**WRITTEN TASK**
List all lines of the data that include the string "CUARTO".
═══ ENTRIES PROVIDED ═══
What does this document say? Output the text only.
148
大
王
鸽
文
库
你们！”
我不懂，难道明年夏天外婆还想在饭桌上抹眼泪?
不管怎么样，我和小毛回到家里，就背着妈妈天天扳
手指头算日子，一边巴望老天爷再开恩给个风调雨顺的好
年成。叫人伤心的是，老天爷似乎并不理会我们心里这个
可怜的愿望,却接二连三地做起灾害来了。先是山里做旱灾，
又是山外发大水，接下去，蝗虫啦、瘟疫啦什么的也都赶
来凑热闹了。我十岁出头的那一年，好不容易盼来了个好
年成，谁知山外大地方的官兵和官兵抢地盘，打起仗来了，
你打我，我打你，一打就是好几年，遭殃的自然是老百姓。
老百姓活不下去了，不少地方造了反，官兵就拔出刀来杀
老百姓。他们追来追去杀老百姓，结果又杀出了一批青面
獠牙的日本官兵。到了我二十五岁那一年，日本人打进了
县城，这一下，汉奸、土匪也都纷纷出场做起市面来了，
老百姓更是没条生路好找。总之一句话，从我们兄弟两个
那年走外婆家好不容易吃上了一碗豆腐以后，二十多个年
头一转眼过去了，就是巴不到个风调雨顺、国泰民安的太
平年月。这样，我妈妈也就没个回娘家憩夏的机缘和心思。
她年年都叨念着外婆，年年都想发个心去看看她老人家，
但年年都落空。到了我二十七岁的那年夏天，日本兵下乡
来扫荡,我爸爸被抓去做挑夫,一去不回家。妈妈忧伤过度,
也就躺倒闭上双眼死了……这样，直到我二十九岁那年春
═══
═══ ENTRIES PROVIDED ═══
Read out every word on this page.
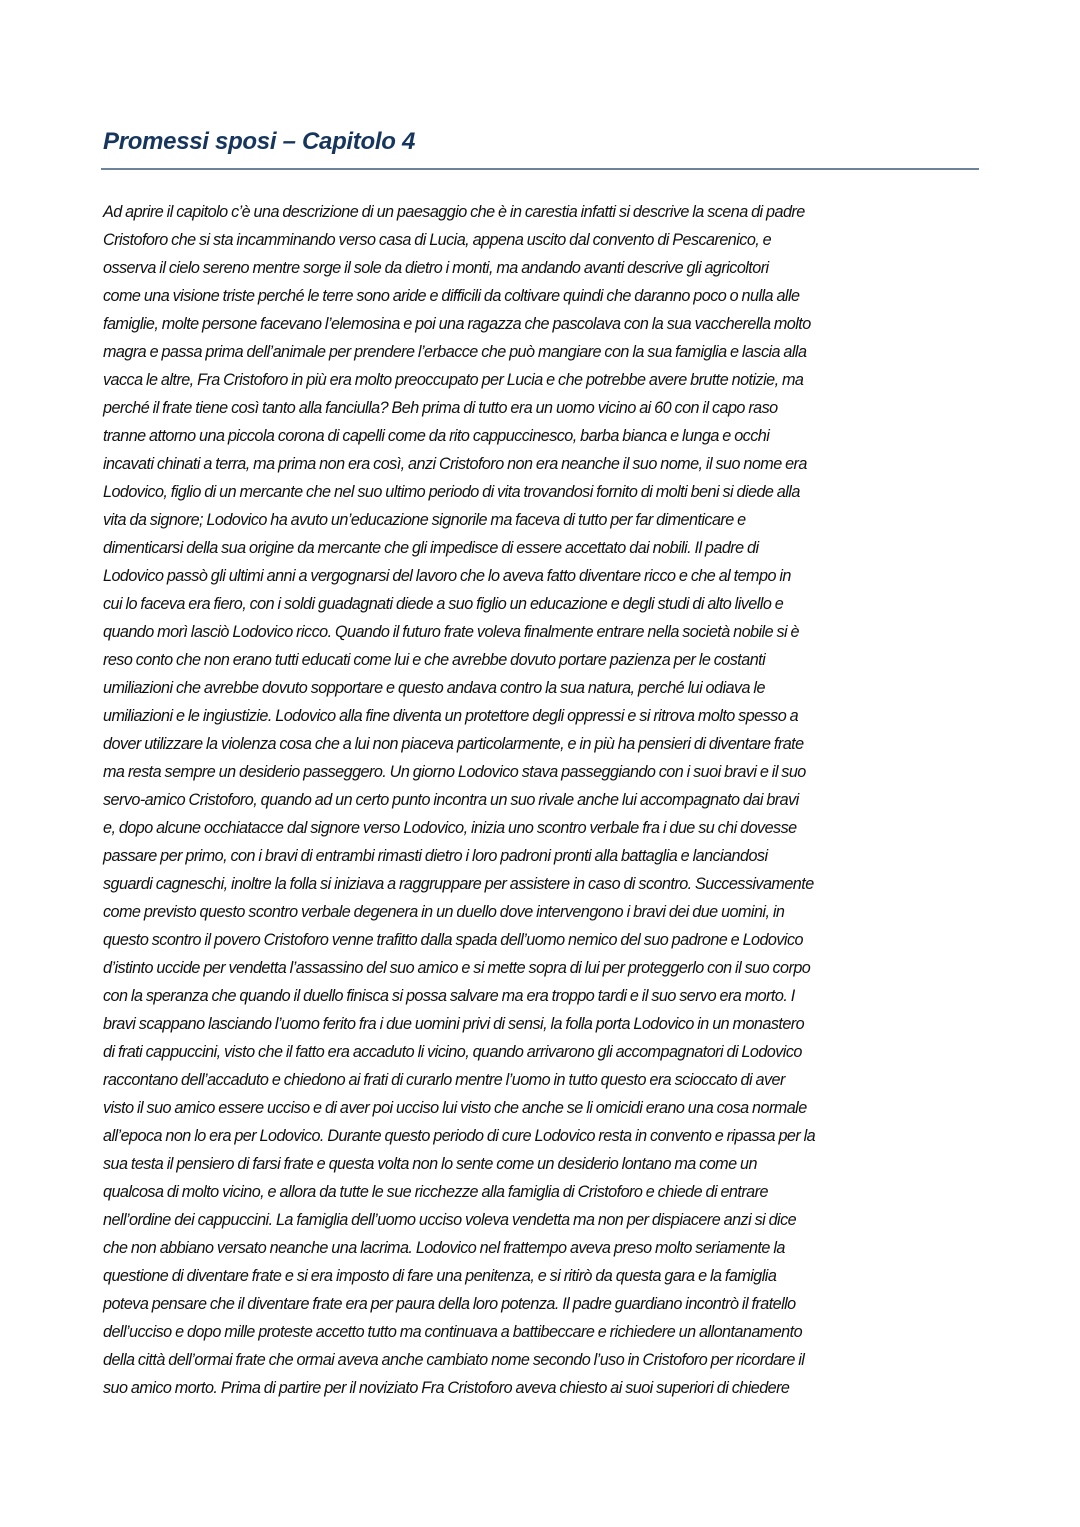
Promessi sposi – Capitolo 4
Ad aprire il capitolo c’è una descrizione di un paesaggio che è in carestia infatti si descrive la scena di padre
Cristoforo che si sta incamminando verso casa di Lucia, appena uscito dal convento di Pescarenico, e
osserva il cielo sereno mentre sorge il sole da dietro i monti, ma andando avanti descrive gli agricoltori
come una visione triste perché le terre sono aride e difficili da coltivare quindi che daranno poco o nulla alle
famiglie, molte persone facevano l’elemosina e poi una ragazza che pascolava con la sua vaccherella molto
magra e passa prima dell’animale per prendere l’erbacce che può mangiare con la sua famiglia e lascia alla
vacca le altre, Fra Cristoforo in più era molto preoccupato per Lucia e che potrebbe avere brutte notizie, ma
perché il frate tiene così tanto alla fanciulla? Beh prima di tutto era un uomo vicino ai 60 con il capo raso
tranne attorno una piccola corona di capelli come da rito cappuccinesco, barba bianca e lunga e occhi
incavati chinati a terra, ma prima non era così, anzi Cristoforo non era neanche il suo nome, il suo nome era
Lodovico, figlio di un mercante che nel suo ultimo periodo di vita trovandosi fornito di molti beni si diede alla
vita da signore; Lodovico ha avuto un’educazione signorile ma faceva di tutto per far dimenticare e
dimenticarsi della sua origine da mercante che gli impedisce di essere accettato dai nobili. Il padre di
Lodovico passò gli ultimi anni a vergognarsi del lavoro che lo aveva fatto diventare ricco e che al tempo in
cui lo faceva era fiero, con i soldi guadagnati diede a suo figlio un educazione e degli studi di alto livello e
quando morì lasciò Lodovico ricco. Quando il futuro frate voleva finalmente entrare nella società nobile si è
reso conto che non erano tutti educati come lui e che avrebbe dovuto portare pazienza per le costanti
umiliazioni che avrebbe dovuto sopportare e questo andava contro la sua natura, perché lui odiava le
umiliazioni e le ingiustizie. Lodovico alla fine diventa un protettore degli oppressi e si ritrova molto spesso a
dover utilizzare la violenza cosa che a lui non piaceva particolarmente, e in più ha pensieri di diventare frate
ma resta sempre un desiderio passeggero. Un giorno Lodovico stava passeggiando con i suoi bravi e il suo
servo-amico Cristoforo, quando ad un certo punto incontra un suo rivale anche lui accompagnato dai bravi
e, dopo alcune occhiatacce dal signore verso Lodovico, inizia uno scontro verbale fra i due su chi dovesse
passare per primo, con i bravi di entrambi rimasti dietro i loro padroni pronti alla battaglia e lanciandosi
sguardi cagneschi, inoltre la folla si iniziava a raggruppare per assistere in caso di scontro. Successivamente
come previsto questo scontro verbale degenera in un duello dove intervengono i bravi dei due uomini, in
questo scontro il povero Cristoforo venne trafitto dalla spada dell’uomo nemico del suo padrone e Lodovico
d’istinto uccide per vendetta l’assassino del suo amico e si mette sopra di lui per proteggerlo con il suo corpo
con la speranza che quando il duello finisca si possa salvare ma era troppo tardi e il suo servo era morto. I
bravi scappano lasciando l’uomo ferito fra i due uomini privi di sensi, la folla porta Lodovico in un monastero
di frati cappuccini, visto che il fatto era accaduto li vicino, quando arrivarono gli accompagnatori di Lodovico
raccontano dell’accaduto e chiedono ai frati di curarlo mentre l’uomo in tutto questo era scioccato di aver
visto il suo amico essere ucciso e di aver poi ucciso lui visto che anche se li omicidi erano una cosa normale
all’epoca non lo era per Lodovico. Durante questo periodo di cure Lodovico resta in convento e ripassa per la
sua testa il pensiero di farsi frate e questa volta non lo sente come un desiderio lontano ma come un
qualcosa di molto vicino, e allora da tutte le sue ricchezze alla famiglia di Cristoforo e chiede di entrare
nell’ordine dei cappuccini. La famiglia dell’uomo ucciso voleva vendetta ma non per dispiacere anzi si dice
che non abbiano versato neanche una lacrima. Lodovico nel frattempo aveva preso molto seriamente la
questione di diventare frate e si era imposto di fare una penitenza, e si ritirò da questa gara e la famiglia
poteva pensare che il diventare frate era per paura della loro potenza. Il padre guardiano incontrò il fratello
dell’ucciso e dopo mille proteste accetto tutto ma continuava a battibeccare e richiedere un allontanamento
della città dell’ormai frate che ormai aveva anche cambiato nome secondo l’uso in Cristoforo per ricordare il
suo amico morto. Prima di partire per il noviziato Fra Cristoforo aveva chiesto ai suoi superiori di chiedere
═══
═══ ENTRIES PROVIDED ═══
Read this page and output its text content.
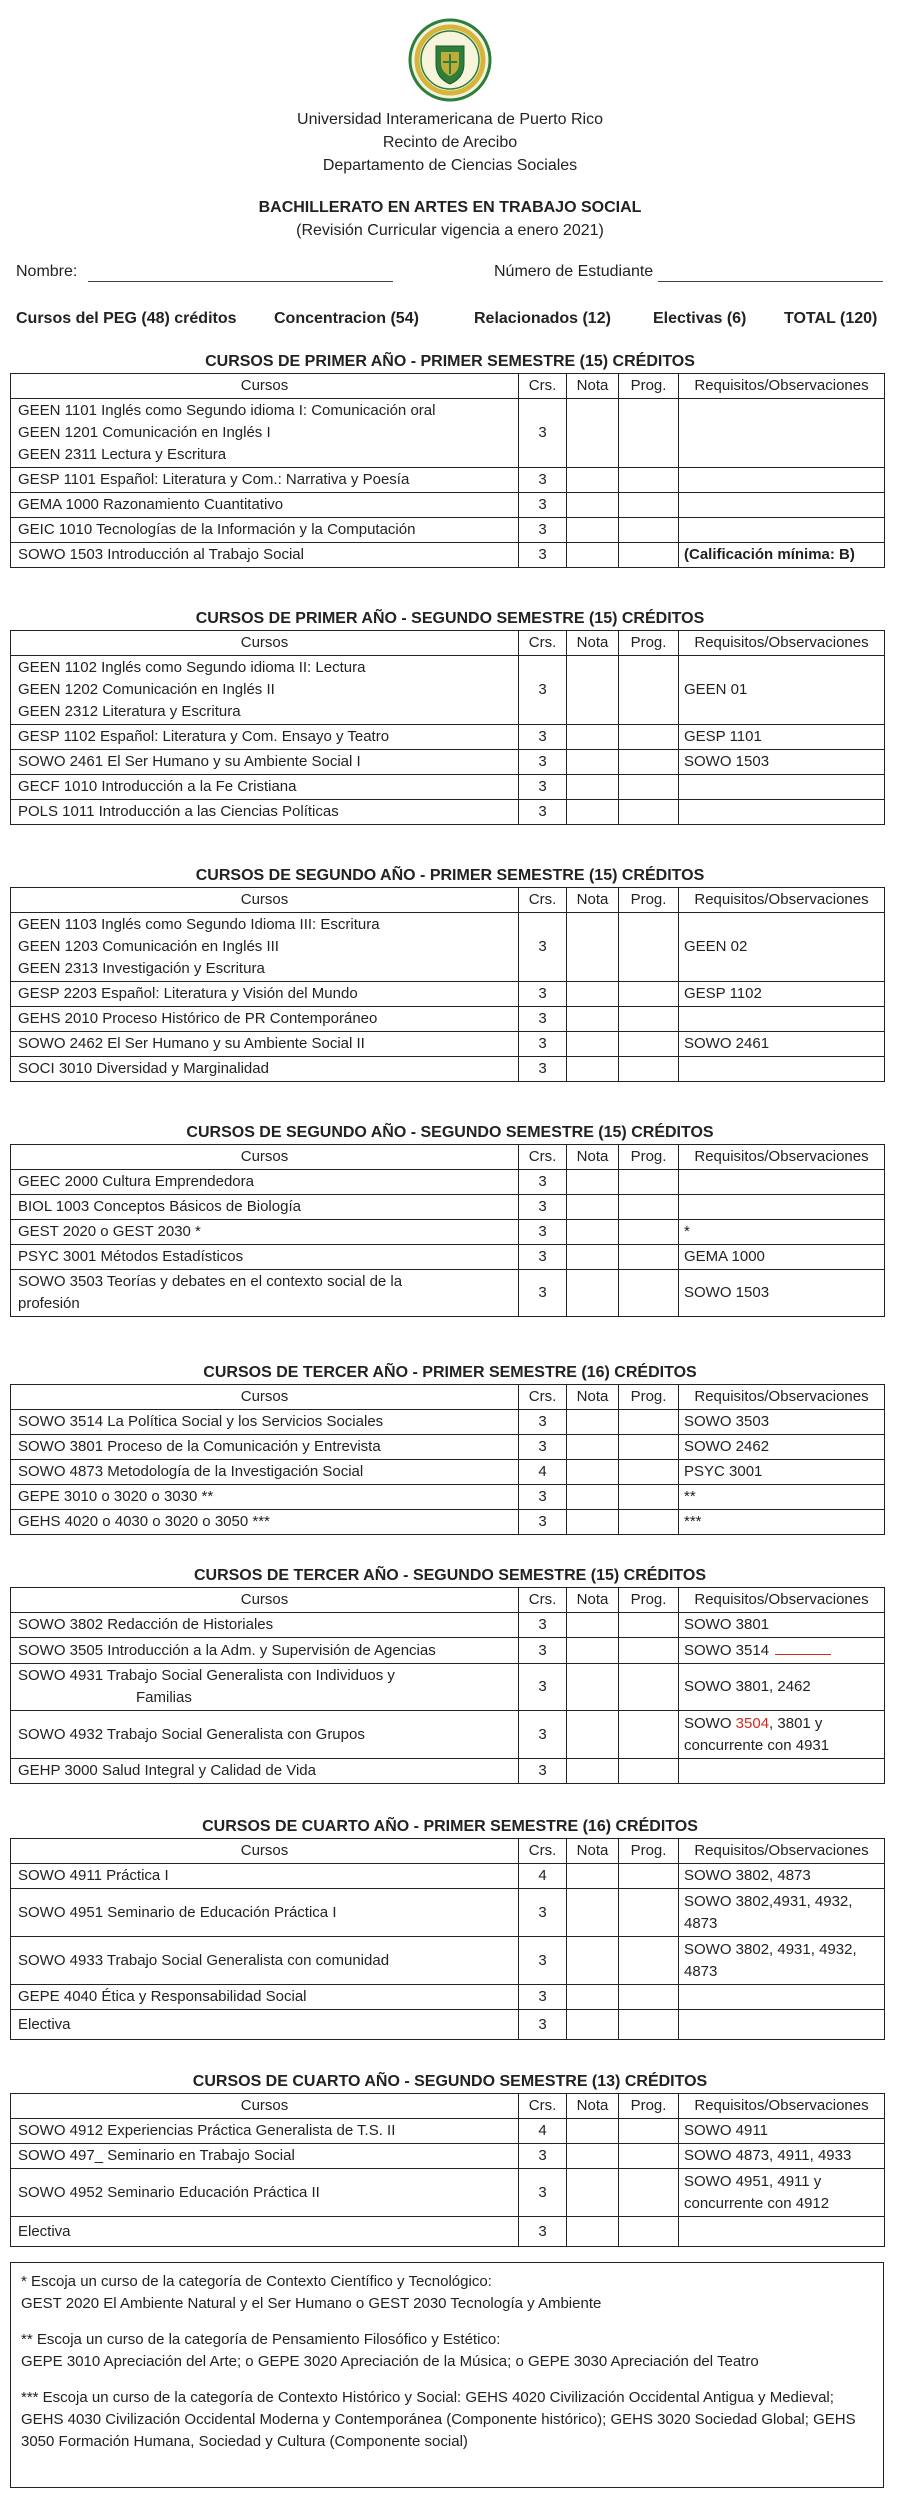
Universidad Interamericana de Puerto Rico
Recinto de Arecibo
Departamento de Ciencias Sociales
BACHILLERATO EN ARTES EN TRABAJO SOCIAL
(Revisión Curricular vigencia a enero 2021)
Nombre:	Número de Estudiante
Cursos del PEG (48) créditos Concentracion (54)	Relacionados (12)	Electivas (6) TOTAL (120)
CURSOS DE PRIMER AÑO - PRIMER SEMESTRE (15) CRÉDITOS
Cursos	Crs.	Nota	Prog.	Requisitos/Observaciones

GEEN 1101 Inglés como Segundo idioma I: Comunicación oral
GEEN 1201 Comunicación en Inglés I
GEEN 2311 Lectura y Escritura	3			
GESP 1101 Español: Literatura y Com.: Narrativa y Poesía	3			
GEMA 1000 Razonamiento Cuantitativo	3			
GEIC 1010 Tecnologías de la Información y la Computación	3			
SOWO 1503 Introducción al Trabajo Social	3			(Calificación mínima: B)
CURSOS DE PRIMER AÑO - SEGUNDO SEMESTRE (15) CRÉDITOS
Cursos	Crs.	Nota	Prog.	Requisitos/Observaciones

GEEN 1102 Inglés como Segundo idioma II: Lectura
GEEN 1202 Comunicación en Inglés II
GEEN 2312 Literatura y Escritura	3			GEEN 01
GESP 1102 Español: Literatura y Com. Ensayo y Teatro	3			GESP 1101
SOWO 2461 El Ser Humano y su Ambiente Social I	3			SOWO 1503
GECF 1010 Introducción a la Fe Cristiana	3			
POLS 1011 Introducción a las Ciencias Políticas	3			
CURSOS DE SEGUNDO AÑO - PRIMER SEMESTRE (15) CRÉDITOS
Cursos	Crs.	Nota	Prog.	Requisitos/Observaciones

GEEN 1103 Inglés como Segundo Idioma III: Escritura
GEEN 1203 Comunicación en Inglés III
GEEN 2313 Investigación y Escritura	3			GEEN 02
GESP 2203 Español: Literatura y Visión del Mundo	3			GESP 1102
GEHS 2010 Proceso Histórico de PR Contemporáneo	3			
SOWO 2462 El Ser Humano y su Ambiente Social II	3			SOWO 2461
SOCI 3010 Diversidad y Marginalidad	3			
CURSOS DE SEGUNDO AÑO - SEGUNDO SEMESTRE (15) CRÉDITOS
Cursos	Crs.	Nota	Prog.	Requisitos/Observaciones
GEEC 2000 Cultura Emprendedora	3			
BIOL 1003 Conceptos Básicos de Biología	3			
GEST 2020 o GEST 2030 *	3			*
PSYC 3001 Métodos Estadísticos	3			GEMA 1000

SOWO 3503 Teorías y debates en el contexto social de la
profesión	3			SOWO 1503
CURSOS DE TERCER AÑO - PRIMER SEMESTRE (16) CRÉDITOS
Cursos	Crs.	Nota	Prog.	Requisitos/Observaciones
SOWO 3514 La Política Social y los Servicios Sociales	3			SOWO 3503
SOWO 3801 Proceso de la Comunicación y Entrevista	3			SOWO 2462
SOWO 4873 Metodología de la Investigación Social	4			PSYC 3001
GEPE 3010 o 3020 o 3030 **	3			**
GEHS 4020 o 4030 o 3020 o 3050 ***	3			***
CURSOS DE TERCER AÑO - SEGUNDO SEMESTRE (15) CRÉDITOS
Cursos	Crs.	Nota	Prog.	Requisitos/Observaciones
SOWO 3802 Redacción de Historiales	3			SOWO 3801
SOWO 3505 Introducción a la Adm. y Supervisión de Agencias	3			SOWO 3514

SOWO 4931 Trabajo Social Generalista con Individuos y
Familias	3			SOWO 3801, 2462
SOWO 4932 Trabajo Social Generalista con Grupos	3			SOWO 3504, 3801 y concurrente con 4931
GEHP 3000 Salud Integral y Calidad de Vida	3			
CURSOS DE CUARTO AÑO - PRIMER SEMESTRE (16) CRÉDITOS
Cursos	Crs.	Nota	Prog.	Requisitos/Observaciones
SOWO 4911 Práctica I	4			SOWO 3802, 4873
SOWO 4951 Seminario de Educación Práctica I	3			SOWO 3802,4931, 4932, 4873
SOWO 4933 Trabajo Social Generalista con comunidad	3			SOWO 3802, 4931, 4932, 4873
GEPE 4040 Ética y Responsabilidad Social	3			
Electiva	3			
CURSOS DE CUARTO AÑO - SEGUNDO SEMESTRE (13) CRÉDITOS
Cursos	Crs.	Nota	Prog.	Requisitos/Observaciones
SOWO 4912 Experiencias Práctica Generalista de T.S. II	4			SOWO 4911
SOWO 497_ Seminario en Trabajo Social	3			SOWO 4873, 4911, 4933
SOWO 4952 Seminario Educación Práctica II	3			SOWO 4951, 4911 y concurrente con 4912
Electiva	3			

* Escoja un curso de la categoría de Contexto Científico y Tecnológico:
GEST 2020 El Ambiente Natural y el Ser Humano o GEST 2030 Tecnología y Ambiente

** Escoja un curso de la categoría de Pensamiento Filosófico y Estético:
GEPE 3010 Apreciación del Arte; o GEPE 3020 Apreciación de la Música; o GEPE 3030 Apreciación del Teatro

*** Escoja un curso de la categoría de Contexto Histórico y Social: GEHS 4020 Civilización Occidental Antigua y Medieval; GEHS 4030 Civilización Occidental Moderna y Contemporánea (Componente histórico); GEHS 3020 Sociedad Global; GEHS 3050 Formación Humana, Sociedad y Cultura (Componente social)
═══
**RIGHT ANSWER**
CURSOS DE CUARTO AÑO - PRIMER SEMESTRE (16) CRÉDITOS
CURSOS DE CUARTO AÑO - SEGUNDO SEMESTRE (13) CRÉDITOS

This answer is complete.